— WHAT THIS TASK INVOLVES —
Copy out the material below in full, but not its images.

** Start of DATA SUPPLIED **

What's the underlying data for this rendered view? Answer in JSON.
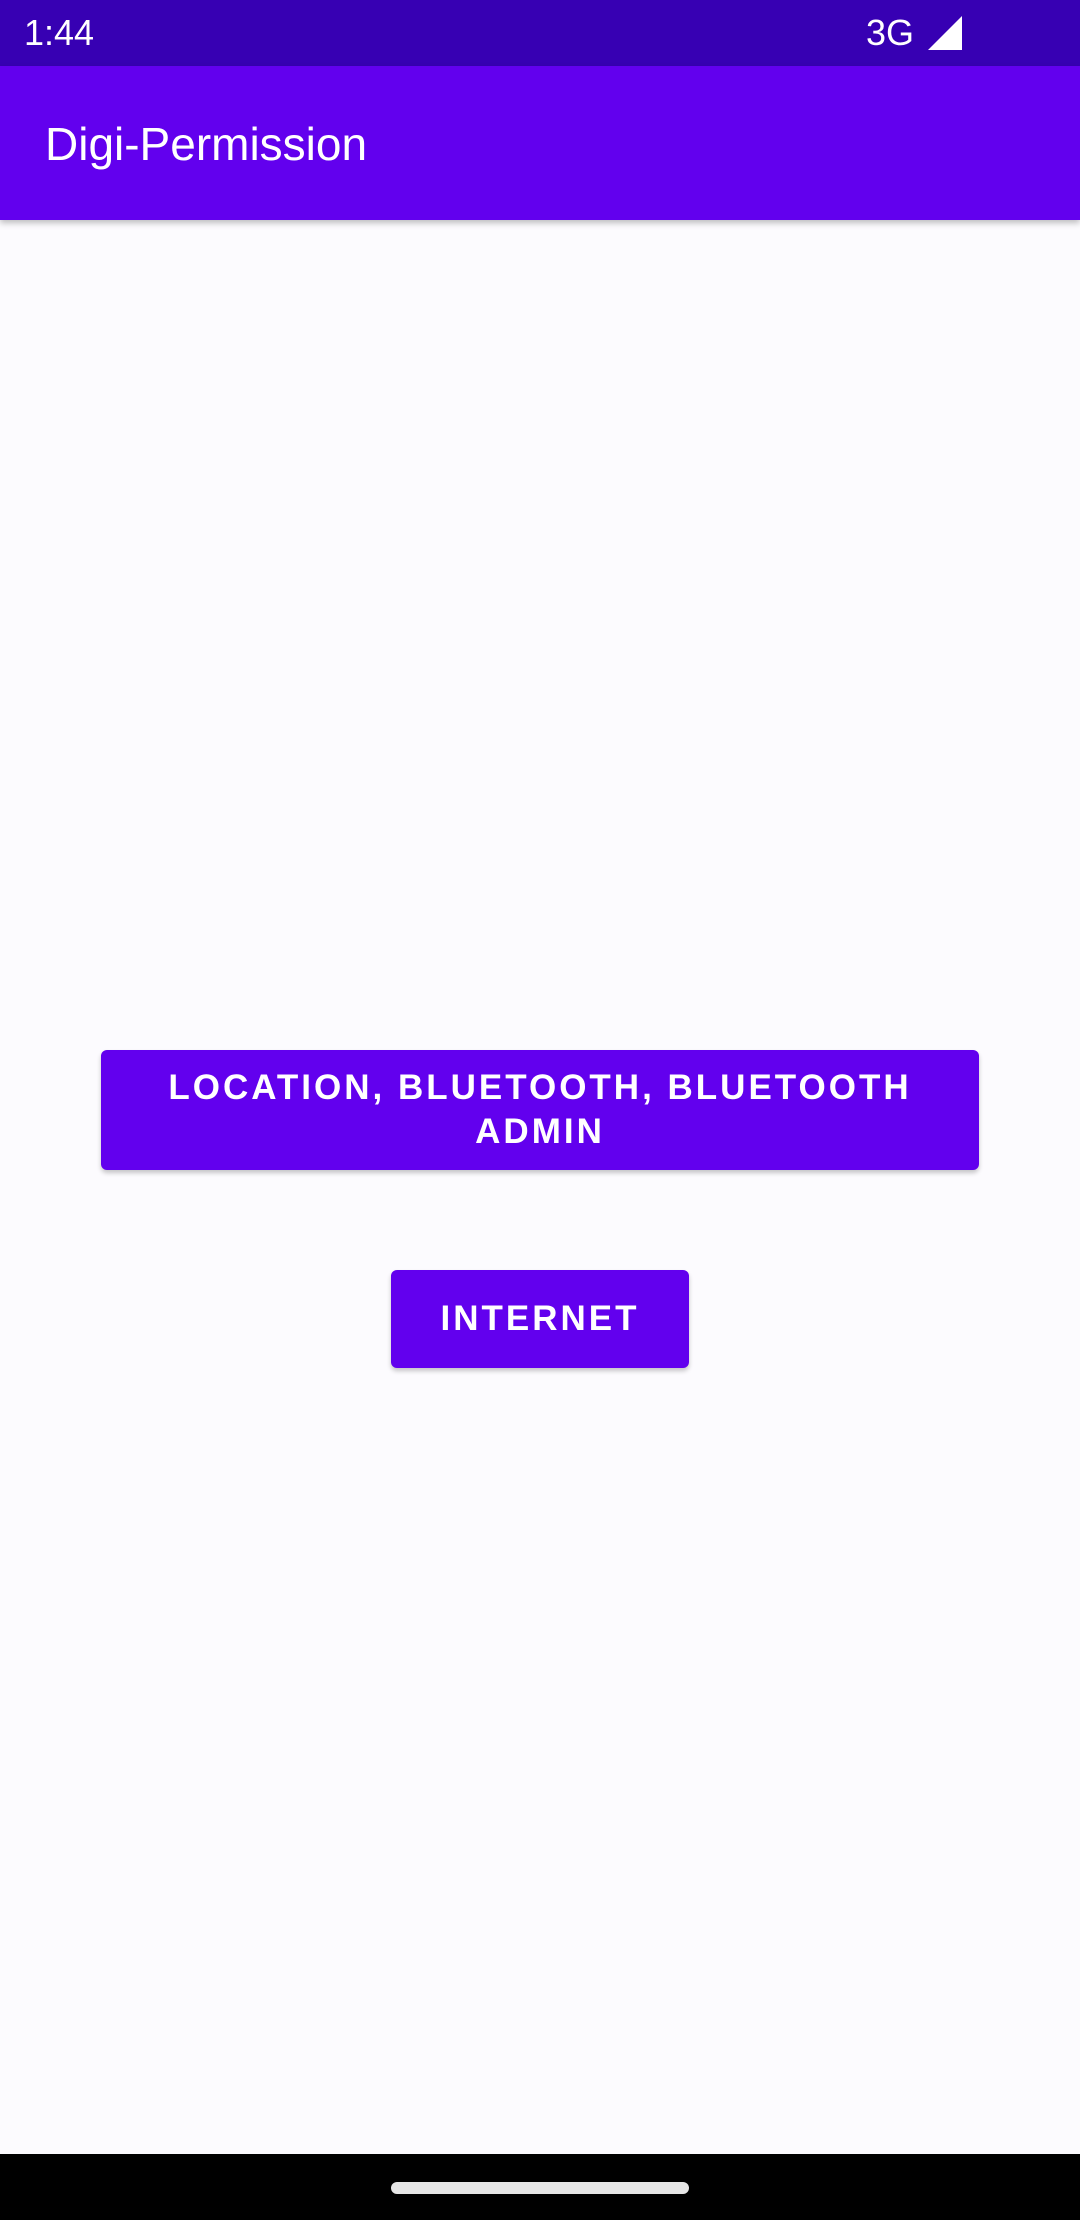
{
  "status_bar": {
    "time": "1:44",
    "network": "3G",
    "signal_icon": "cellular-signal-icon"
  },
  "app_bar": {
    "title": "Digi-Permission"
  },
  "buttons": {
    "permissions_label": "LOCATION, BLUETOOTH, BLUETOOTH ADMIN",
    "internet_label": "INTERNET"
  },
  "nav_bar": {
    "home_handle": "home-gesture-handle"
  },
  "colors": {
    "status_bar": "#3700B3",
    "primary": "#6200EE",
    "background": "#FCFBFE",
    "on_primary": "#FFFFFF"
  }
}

** End of DATA SUPPLIED **

— COMPLETE OUTPUT —
What's the underlying data for this rendered view? Answer in JSON.
{
  "status_bar": {
    "time": "1:44",
    "network": "3G",
    "signal_icon": "cellular-signal-icon"
  },
  "app_bar": {
    "title": "Digi-Permission"
  },
  "buttons": {
    "permissions_label": "LOCATION, BLUETOOTH, BLUETOOTH ADMIN",
    "internet_label": "INTERNET"
  },
  "nav_bar": {
    "home_handle": "home-gesture-handle"
  },
  "colors": {
    "status_bar": "#3700B3",
    "primary": "#6200EE",
    "background": "#FCFBFE",
    "on_primary": "#FFFFFF"
  }
}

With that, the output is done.